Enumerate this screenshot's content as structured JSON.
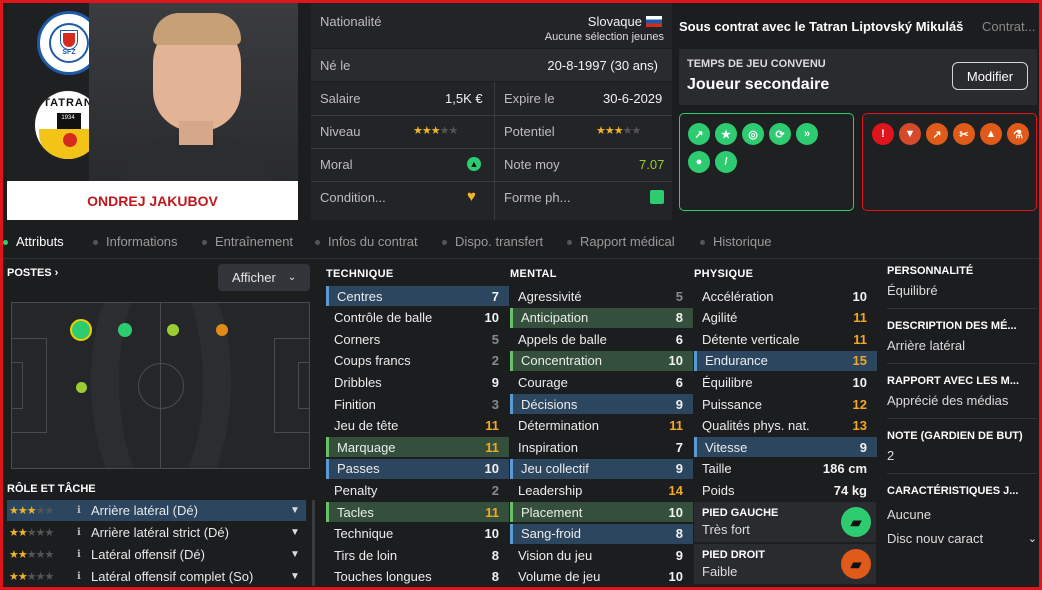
{
  "player": {
    "name": "ONDREJ JAKUBOV"
  },
  "info": {
    "nationality_label": "Nationalité",
    "nationality_value": "Slovaque",
    "nationality_sub": "Aucune sélection jeunes",
    "born_label": "Né le",
    "born_value": "20-8-1997 (30 ans)",
    "salary_label": "Salaire",
    "salary_value": "1,5K €",
    "expires_label": "Expire le",
    "expires_value": "30-6-2029",
    "level_label": "Niveau",
    "level_stars": 2.5,
    "potential_label": "Potentiel",
    "potential_stars": 2.5,
    "moral_label": "Moral",
    "rating_label": "Note moy",
    "rating_value": "7.07",
    "condition_label": "Condition...",
    "form_label": "Forme ph..."
  },
  "contract": {
    "title": "Sous contrat avec le Tatran Liptovský Mikuláš",
    "right": "Contrat...",
    "playtime_label": "TEMPS DE JEU CONVENU",
    "playtime_value": "Joueur secondaire",
    "modify_button": "Modifier"
  },
  "colors": {
    "accent": "#2ecc71",
    "alert": "#e0151c",
    "highlight_orange": "#f5a623",
    "panel": "#2a2b2e"
  },
  "badge_icons": {
    "positive": [
      "sprint-icon",
      "star-icon",
      "target-icon",
      "stamina-icon",
      "passing-icon",
      "brain-icon",
      "pen-icon"
    ],
    "negative": [
      "no-ball-icon",
      "shield-icon",
      "trend-icon",
      "scissors-icon",
      "header-icon",
      "flask-icon"
    ]
  },
  "tabs": [
    "Attributs",
    "Informations",
    "Entraînement",
    "Infos du contrat",
    "Dispo. transfert",
    "Rapport médical",
    "Historique"
  ],
  "positions": {
    "title": "POSTES ›",
    "display_button": "Afficher"
  },
  "roles": {
    "title": "RÔLE ET TÂCHE",
    "items": [
      {
        "label": "Arrière latéral (Dé)",
        "stars": 2.5
      },
      {
        "label": "Arrière latéral strict (Dé)",
        "stars": 2
      },
      {
        "label": "Latéral offensif (Dé)",
        "stars": 2
      },
      {
        "label": "Latéral offensif complet (So)",
        "stars": 2
      }
    ]
  },
  "technique": {
    "title": "TECHNIQUE",
    "items": [
      {
        "name": "Centres",
        "value": "7"
      },
      {
        "name": "Contrôle de balle",
        "value": "10"
      },
      {
        "name": "Corners",
        "value": "5"
      },
      {
        "name": "Coups francs",
        "value": "2"
      },
      {
        "name": "Dribbles",
        "value": "9"
      },
      {
        "name": "Finition",
        "value": "3"
      },
      {
        "name": "Jeu de tête",
        "value": "11"
      },
      {
        "name": "Marquage",
        "value": "11"
      },
      {
        "name": "Passes",
        "value": "10"
      },
      {
        "name": "Penalty",
        "value": "2"
      },
      {
        "name": "Tacles",
        "value": "11"
      },
      {
        "name": "Technique",
        "value": "10"
      },
      {
        "name": "Tirs de loin",
        "value": "8"
      },
      {
        "name": "Touches longues",
        "value": "8"
      }
    ]
  },
  "mental": {
    "title": "MENTAL",
    "items": [
      {
        "name": "Agressivité",
        "value": "5"
      },
      {
        "name": "Anticipation",
        "value": "8"
      },
      {
        "name": "Appels de balle",
        "value": "6"
      },
      {
        "name": "Concentration",
        "value": "10"
      },
      {
        "name": "Courage",
        "value": "6"
      },
      {
        "name": "Décisions",
        "value": "9"
      },
      {
        "name": "Détermination",
        "value": "11"
      },
      {
        "name": "Inspiration",
        "value": "7"
      },
      {
        "name": "Jeu collectif",
        "value": "9"
      },
      {
        "name": "Leadership",
        "value": "14"
      },
      {
        "name": "Placement",
        "value": "10"
      },
      {
        "name": "Sang-froid",
        "value": "8"
      },
      {
        "name": "Vision du jeu",
        "value": "9"
      },
      {
        "name": "Volume de jeu",
        "value": "10"
      }
    ]
  },
  "physique": {
    "title": "PHYSIQUE",
    "items": [
      {
        "name": "Accélération",
        "value": "10"
      },
      {
        "name": "Agilité",
        "value": "11"
      },
      {
        "name": "Détente verticale",
        "value": "11"
      },
      {
        "name": "Endurance",
        "value": "15"
      },
      {
        "name": "Équilibre",
        "value": "10"
      },
      {
        "name": "Puissance",
        "value": "12"
      },
      {
        "name": "Qualités phys. nat.",
        "value": "13"
      },
      {
        "name": "Vitesse",
        "value": "9"
      },
      {
        "name": "Taille",
        "value": "186 cm"
      },
      {
        "name": "Poids",
        "value": "74 kg"
      }
    ],
    "left_foot_label": "PIED GAUCHE",
    "left_foot_value": "Très fort",
    "right_foot_label": "PIED DROIT",
    "right_foot_value": "Faible"
  },
  "side": {
    "personality_label": "PERSONNALITÉ",
    "personality_value": "Équilibré",
    "description_label": "DESCRIPTION DES MÉ...",
    "description_value": "Arrière latéral",
    "media_label": "RAPPORT AVEC LES M...",
    "media_value": "Apprécié des médias",
    "gk_label": "NOTE (GARDIEN DE BUT)",
    "gk_value": "2",
    "traits_label": "CARACTÉRISTIQUES J...",
    "traits_value": "Aucune",
    "traits_dropdown": "Disc nouv caract"
  },
  "club": {
    "crest_text": "TATRAN",
    "crest_year": "1934",
    "fed_text": "SFZ"
  }
}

------------------------------------------------------------------------

- _WHAT THE TASK ASKS_:
Go back to the records above and write them out exactly, without the pictures.

- _OUTPUT BELOW_:
Enumerate this screenshot's content as structured JSON.
{
  "player": {
    "name": "ONDREJ JAKUBOV"
  },
  "info": {
    "nationality_label": "Nationalité",
    "nationality_value": "Slovaque",
    "nationality_sub": "Aucune sélection jeunes",
    "born_label": "Né le",
    "born_value": "20-8-1997 (30 ans)",
    "salary_label": "Salaire",
    "salary_value": "1,5K €",
    "expires_label": "Expire le",
    "expires_value": "30-6-2029",
    "level_label": "Niveau",
    "level_stars": 2.5,
    "potential_label": "Potentiel",
    "potential_stars": 2.5,
    "moral_label": "Moral",
    "rating_label": "Note moy",
    "rating_value": "7.07",
    "condition_label": "Condition...",
    "form_label": "Forme ph..."
  },
  "contract": {
    "title": "Sous contrat avec le Tatran Liptovský Mikuláš",
    "right": "Contrat...",
    "playtime_label": "TEMPS DE JEU CONVENU",
    "playtime_value": "Joueur secondaire",
    "modify_button": "Modifier"
  },
  "colors": {
    "accent": "#2ecc71",
    "alert": "#e0151c",
    "highlight_orange": "#f5a623",
    "panel": "#2a2b2e"
  },
  "badge_icons": {
    "positive": [
      "sprint-icon",
      "star-icon",
      "target-icon",
      "stamina-icon",
      "passing-icon",
      "brain-icon",
      "pen-icon"
    ],
    "negative": [
      "no-ball-icon",
      "shield-icon",
      "trend-icon",
      "scissors-icon",
      "header-icon",
      "flask-icon"
    ]
  },
  "tabs": [
    "Attributs",
    "Informations",
    "Entraînement",
    "Infos du contrat",
    "Dispo. transfert",
    "Rapport médical",
    "Historique"
  ],
  "positions": {
    "title": "POSTES ›",
    "display_button": "Afficher"
  },
  "roles": {
    "title": "RÔLE ET TÂCHE",
    "items": [
      {
        "label": "Arrière latéral (Dé)",
        "stars": 2.5
      },
      {
        "label": "Arrière latéral strict (Dé)",
        "stars": 2
      },
      {
        "label": "Latéral offensif (Dé)",
        "stars": 2
      },
      {
        "label": "Latéral offensif complet (So)",
        "stars": 2
      }
    ]
  },
  "technique": {
    "title": "TECHNIQUE",
    "items": [
      {
        "name": "Centres",
        "value": "7"
      },
      {
        "name": "Contrôle de balle",
        "value": "10"
      },
      {
        "name": "Corners",
        "value": "5"
      },
      {
        "name": "Coups francs",
        "value": "2"
      },
      {
        "name": "Dribbles",
        "value": "9"
      },
      {
        "name": "Finition",
        "value": "3"
      },
      {
        "name": "Jeu de tête",
        "value": "11"
      },
      {
        "name": "Marquage",
        "value": "11"
      },
      {
        "name": "Passes",
        "value": "10"
      },
      {
        "name": "Penalty",
        "value": "2"
      },
      {
        "name": "Tacles",
        "value": "11"
      },
      {
        "name": "Technique",
        "value": "10"
      },
      {
        "name": "Tirs de loin",
        "value": "8"
      },
      {
        "name": "Touches longues",
        "value": "8"
      }
    ]
  },
  "mental": {
    "title": "MENTAL",
    "items": [
      {
        "name": "Agressivité",
        "value": "5"
      },
      {
        "name": "Anticipation",
        "value": "8"
      },
      {
        "name": "Appels de balle",
        "value": "6"
      },
      {
        "name": "Concentration",
        "value": "10"
      },
      {
        "name": "Courage",
        "value": "6"
      },
      {
        "name": "Décisions",
        "value": "9"
      },
      {
        "name": "Détermination",
        "value": "11"
      },
      {
        "name": "Inspiration",
        "value": "7"
      },
      {
        "name": "Jeu collectif",
        "value": "9"
      },
      {
        "name": "Leadership",
        "value": "14"
      },
      {
        "name": "Placement",
        "value": "10"
      },
      {
        "name": "Sang-froid",
        "value": "8"
      },
      {
        "name": "Vision du jeu",
        "value": "9"
      },
      {
        "name": "Volume de jeu",
        "value": "10"
      }
    ]
  },
  "physique": {
    "title": "PHYSIQUE",
    "items": [
      {
        "name": "Accélération",
        "value": "10"
      },
      {
        "name": "Agilité",
        "value": "11"
      },
      {
        "name": "Détente verticale",
        "value": "11"
      },
      {
        "name": "Endurance",
        "value": "15"
      },
      {
        "name": "Équilibre",
        "value": "10"
      },
      {
        "name": "Puissance",
        "value": "12"
      },
      {
        "name": "Qualités phys. nat.",
        "value": "13"
      },
      {
        "name": "Vitesse",
        "value": "9"
      },
      {
        "name": "Taille",
        "value": "186 cm"
      },
      {
        "name": "Poids",
        "value": "74 kg"
      }
    ],
    "left_foot_label": "PIED GAUCHE",
    "left_foot_value": "Très fort",
    "right_foot_label": "PIED DROIT",
    "right_foot_value": "Faible"
  },
  "side": {
    "personality_label": "PERSONNALITÉ",
    "personality_value": "Équilibré",
    "description_label": "DESCRIPTION DES MÉ...",
    "description_value": "Arrière latéral",
    "media_label": "RAPPORT AVEC LES M...",
    "media_value": "Apprécié des médias",
    "gk_label": "NOTE (GARDIEN DE BUT)",
    "gk_value": "2",
    "traits_label": "CARACTÉRISTIQUES J...",
    "traits_value": "Aucune",
    "traits_dropdown": "Disc nouv caract"
  },
  "club": {
    "crest_text": "TATRAN",
    "crest_year": "1934",
    "fed_text": "SFZ"
  }
}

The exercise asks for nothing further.